(Aim)
From the listing below, select every line where the word "JSON" appears.

Entries from a dataset:
______

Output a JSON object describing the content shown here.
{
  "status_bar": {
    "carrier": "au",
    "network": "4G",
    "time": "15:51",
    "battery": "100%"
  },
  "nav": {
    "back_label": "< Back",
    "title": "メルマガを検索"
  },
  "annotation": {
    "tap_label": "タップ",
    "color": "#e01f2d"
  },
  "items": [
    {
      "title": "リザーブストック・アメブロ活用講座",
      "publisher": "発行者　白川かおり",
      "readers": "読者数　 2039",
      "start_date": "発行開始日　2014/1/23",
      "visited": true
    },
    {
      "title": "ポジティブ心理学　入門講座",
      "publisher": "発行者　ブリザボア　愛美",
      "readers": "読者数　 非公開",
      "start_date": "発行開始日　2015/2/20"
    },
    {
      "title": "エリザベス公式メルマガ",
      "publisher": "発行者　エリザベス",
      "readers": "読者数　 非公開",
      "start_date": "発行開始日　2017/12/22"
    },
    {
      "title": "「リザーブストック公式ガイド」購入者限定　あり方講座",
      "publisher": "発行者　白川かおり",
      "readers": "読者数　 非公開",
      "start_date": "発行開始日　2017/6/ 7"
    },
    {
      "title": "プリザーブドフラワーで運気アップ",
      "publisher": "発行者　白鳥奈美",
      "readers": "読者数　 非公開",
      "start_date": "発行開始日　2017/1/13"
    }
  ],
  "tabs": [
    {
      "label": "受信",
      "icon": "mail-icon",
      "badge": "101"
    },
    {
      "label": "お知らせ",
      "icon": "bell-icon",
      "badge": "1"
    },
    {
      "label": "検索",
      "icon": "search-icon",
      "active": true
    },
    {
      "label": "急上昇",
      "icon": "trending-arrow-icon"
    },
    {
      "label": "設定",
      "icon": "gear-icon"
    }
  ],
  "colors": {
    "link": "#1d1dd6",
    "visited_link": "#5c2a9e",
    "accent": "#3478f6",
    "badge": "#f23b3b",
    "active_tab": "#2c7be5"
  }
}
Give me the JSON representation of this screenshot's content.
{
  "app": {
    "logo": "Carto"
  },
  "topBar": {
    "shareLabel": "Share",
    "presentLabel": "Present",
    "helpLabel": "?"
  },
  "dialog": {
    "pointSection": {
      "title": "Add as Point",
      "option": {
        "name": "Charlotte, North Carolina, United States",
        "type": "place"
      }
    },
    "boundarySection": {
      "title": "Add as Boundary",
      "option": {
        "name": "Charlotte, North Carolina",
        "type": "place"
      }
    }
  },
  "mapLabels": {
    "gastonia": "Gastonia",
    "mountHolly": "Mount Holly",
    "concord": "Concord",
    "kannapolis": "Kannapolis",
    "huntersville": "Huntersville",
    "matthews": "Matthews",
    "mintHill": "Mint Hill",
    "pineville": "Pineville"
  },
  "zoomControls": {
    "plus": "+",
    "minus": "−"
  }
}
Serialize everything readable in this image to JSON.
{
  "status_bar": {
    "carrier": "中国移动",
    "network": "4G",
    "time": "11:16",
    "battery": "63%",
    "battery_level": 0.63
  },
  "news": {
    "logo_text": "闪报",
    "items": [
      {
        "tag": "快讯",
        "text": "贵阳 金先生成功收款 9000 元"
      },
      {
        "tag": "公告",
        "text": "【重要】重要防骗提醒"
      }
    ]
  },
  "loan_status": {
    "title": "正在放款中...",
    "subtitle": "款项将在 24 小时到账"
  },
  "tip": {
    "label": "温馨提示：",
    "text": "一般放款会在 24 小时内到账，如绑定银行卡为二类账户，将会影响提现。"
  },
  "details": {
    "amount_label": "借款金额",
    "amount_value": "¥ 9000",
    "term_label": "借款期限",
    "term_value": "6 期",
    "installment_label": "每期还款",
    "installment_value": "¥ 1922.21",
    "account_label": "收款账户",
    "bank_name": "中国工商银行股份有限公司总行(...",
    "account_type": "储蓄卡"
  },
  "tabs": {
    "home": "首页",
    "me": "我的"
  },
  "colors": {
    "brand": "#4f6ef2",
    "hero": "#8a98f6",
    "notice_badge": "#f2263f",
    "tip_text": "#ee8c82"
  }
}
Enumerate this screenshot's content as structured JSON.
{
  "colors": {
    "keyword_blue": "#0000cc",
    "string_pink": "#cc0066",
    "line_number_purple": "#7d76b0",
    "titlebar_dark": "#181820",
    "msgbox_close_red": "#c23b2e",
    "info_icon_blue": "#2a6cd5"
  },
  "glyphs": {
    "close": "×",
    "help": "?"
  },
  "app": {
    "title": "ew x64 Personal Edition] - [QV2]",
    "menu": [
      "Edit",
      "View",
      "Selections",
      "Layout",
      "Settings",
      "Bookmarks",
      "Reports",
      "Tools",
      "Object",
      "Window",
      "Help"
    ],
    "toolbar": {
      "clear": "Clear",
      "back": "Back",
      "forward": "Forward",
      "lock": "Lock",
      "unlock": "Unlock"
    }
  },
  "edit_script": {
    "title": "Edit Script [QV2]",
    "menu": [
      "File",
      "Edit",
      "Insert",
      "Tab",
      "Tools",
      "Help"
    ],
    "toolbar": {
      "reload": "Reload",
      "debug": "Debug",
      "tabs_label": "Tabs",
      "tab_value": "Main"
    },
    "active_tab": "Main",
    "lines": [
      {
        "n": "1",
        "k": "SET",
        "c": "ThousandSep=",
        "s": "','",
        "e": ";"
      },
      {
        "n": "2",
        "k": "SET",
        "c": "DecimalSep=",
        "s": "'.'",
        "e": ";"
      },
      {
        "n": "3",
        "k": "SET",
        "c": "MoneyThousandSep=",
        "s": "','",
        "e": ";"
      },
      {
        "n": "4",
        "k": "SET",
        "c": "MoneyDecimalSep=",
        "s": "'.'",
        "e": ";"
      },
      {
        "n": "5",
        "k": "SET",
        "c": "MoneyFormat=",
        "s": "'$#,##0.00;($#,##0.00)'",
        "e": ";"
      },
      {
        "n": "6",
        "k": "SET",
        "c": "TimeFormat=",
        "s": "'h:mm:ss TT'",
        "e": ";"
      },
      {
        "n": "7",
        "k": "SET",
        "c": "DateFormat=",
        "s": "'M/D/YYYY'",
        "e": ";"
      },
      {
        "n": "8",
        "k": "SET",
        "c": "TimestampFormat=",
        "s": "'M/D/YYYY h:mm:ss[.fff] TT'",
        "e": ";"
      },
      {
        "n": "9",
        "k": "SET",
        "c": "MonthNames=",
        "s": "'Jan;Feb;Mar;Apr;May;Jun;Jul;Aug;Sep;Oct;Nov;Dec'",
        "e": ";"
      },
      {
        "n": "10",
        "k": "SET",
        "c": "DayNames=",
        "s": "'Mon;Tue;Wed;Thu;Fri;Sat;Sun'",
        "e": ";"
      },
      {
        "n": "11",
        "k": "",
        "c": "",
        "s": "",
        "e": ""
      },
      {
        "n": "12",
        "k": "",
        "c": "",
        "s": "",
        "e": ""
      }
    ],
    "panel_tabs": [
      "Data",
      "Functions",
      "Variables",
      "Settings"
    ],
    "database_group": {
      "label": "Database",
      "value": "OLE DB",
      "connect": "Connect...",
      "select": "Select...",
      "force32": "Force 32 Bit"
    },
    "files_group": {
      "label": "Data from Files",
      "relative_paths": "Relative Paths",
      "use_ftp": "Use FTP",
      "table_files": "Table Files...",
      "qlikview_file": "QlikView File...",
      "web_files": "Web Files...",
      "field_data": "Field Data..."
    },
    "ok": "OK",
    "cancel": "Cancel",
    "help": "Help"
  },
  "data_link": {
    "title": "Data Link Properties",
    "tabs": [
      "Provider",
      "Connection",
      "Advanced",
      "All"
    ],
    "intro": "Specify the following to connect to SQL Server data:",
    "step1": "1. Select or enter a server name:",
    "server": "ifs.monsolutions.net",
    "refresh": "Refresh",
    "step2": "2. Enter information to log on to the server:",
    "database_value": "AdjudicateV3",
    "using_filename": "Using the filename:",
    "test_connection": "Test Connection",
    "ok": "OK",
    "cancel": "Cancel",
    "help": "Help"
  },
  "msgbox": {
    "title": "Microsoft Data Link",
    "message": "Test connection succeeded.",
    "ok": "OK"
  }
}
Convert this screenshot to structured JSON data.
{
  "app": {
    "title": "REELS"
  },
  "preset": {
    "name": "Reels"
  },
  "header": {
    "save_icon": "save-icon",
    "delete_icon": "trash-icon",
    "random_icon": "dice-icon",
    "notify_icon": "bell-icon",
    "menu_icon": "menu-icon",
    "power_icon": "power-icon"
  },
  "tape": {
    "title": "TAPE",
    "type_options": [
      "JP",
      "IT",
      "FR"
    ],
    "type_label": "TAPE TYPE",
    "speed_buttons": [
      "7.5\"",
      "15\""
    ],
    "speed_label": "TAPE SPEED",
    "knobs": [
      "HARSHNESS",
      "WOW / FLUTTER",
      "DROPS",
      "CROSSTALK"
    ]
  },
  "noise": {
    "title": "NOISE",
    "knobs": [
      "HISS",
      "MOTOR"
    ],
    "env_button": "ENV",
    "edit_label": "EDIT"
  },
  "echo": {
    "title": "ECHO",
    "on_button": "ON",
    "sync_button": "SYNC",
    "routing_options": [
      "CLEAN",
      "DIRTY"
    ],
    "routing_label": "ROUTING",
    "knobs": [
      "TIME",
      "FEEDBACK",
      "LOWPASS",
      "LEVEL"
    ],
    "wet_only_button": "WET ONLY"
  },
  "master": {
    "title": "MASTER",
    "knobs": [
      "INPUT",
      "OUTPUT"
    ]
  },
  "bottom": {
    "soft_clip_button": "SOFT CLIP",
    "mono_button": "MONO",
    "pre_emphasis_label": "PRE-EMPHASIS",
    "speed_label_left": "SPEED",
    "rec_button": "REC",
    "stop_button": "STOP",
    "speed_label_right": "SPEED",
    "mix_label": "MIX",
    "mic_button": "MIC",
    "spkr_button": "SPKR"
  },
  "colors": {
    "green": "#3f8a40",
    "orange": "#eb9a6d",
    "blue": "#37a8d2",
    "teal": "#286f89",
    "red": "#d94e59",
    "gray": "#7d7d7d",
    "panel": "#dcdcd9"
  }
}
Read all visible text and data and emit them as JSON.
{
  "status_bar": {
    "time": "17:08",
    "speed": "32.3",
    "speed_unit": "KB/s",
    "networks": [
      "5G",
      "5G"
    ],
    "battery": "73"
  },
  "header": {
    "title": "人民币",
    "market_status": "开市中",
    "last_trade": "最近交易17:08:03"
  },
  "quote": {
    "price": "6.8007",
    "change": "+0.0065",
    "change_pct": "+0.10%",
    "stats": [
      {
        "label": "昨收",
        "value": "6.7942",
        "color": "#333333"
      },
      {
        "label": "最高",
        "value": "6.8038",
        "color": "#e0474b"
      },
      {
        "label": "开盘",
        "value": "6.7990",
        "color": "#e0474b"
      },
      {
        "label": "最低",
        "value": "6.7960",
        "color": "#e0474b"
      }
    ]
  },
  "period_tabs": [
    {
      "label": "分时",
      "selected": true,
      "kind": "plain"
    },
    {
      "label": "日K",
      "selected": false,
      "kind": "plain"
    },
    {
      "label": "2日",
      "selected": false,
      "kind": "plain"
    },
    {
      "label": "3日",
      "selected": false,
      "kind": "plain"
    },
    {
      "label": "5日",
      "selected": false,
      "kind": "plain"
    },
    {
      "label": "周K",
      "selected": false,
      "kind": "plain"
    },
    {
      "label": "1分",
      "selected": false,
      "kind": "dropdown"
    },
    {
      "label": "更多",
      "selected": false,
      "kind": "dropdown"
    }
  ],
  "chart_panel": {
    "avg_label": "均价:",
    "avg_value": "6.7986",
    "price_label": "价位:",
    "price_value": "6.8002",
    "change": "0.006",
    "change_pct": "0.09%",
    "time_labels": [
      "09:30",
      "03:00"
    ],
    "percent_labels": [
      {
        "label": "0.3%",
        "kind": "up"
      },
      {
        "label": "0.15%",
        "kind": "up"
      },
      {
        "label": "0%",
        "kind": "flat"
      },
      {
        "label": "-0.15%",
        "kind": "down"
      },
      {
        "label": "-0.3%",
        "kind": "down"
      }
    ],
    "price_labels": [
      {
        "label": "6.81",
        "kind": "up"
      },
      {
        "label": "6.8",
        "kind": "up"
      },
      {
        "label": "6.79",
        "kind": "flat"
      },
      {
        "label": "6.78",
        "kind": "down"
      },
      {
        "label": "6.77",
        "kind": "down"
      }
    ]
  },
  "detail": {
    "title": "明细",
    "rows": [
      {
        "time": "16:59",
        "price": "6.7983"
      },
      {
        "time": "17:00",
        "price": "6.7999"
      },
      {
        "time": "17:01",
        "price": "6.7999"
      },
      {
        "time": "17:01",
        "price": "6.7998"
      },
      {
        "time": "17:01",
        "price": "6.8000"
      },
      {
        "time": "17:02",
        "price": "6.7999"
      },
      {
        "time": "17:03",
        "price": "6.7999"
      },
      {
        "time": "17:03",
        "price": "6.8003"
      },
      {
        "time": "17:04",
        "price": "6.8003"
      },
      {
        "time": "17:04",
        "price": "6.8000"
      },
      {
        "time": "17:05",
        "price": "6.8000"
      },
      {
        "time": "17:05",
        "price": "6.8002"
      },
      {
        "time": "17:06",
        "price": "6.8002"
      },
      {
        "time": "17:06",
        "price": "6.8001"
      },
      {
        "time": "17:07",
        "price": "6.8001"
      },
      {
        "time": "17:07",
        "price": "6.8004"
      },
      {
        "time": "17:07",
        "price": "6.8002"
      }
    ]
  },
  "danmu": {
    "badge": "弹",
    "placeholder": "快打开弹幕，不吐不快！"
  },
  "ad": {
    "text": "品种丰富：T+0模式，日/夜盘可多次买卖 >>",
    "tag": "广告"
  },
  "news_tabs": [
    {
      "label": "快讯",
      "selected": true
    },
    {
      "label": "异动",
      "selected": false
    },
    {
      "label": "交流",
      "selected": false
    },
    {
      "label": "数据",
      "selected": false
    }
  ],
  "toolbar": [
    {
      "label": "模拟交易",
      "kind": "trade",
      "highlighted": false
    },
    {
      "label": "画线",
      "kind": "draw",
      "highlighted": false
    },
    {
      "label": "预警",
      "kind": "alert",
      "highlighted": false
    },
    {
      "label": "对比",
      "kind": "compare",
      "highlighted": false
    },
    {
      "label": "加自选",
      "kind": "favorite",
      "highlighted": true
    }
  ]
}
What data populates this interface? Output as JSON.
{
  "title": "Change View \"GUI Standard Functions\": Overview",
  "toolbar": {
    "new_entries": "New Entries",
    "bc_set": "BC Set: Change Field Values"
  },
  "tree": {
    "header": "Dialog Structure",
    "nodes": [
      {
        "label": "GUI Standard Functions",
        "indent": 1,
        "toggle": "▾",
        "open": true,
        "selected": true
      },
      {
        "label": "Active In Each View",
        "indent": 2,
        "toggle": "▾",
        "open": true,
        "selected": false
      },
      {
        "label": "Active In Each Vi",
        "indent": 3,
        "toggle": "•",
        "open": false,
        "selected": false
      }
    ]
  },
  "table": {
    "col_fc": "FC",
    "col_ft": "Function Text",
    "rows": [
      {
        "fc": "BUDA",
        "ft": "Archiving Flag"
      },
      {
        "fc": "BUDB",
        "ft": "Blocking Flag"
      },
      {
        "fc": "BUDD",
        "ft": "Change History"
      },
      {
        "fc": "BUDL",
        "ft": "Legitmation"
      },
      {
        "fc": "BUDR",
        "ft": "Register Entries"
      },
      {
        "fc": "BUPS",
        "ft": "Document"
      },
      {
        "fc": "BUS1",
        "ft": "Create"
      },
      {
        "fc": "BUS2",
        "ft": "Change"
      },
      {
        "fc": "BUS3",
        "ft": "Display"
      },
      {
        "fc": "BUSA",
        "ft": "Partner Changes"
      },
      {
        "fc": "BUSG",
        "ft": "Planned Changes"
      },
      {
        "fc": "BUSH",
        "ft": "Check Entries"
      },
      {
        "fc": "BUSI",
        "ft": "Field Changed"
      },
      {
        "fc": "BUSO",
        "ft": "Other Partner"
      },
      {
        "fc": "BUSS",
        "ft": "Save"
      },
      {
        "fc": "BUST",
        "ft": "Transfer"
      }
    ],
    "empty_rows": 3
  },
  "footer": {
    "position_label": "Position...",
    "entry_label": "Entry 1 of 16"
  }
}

______

(Task output)
Output a JSON object describing the content shown here.
Give me the JSON representation of this screenshot's content.
Serialize everything readable in this image to JSON.
Enumerate this screenshot's content as structured JSON.
Convert this screenshot to structured JSON data.
Read all visible text and data and emit them as JSON.
What data populates this interface? Output as JSON.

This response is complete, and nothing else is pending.